* What you need to do:
Identify the lines bearing the string "Hair" and gather them.

Extracted data entries
------

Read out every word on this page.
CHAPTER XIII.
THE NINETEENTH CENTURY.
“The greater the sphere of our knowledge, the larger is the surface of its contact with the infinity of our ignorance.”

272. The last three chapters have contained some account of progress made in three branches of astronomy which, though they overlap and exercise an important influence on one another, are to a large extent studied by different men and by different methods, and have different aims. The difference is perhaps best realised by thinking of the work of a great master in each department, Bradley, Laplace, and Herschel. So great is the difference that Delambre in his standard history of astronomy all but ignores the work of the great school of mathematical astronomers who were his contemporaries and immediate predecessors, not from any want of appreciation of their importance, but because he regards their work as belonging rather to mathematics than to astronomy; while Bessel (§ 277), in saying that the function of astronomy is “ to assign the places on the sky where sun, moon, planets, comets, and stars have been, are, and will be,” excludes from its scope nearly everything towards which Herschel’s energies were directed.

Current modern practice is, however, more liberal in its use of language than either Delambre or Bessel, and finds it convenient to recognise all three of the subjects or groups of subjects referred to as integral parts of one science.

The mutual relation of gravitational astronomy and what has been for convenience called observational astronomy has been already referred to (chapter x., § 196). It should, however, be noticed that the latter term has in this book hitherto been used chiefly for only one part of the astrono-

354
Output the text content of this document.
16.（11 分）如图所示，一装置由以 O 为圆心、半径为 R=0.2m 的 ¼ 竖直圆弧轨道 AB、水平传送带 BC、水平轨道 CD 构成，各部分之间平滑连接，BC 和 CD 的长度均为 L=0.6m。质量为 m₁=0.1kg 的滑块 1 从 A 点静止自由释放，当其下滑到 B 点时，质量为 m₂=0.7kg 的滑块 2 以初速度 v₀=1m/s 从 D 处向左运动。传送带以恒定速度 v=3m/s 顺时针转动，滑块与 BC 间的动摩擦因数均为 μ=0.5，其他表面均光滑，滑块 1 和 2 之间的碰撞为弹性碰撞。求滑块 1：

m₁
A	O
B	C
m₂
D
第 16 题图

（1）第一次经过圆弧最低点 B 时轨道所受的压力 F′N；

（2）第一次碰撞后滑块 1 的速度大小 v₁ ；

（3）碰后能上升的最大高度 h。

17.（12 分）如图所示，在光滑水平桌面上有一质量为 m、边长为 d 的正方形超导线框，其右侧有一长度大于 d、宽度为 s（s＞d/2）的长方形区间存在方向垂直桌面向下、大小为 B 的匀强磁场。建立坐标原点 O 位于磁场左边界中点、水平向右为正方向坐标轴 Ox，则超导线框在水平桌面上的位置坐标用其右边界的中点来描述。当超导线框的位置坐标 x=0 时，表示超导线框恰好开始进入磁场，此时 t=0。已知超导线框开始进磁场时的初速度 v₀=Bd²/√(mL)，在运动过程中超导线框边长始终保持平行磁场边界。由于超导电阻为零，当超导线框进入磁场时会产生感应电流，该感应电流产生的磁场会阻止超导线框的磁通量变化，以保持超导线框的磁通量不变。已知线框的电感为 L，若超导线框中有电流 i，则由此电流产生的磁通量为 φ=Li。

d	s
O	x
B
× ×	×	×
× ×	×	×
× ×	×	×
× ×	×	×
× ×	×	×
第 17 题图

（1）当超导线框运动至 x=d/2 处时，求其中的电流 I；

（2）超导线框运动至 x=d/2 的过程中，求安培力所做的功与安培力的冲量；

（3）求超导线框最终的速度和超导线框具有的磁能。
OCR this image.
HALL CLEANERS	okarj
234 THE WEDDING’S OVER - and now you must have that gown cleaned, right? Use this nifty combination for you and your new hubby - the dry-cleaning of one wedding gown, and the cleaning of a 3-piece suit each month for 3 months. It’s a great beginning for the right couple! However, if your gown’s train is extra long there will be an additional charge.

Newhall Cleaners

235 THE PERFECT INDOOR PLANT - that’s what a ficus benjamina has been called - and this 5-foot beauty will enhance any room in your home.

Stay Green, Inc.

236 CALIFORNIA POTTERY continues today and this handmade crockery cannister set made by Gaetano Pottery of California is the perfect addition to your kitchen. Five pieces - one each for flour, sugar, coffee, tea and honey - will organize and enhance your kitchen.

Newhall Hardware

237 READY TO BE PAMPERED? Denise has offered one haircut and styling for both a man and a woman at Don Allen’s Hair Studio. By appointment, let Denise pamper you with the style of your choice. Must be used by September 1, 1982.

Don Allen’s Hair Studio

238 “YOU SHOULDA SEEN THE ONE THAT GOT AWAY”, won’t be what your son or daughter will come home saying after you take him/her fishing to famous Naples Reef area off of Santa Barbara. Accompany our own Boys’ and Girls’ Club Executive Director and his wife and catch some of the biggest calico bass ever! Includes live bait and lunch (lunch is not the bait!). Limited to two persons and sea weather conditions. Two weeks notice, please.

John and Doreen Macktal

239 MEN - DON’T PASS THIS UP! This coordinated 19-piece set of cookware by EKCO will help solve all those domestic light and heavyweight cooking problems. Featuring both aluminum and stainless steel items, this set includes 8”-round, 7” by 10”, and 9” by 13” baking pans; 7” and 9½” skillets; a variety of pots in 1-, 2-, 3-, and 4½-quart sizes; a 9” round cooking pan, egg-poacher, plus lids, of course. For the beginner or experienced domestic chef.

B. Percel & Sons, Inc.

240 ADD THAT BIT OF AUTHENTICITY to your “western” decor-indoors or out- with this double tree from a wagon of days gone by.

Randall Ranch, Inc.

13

------

* The answer:
237 READY TO BE PAMPERED? Denise has offered one haircut and styling for both a man and a woman at Don Allen’s Hair Studio. By appointment, let Denise pamper you with the style of your choice. Must be used by September 1, 1982.
Don Allen’s Hair Studio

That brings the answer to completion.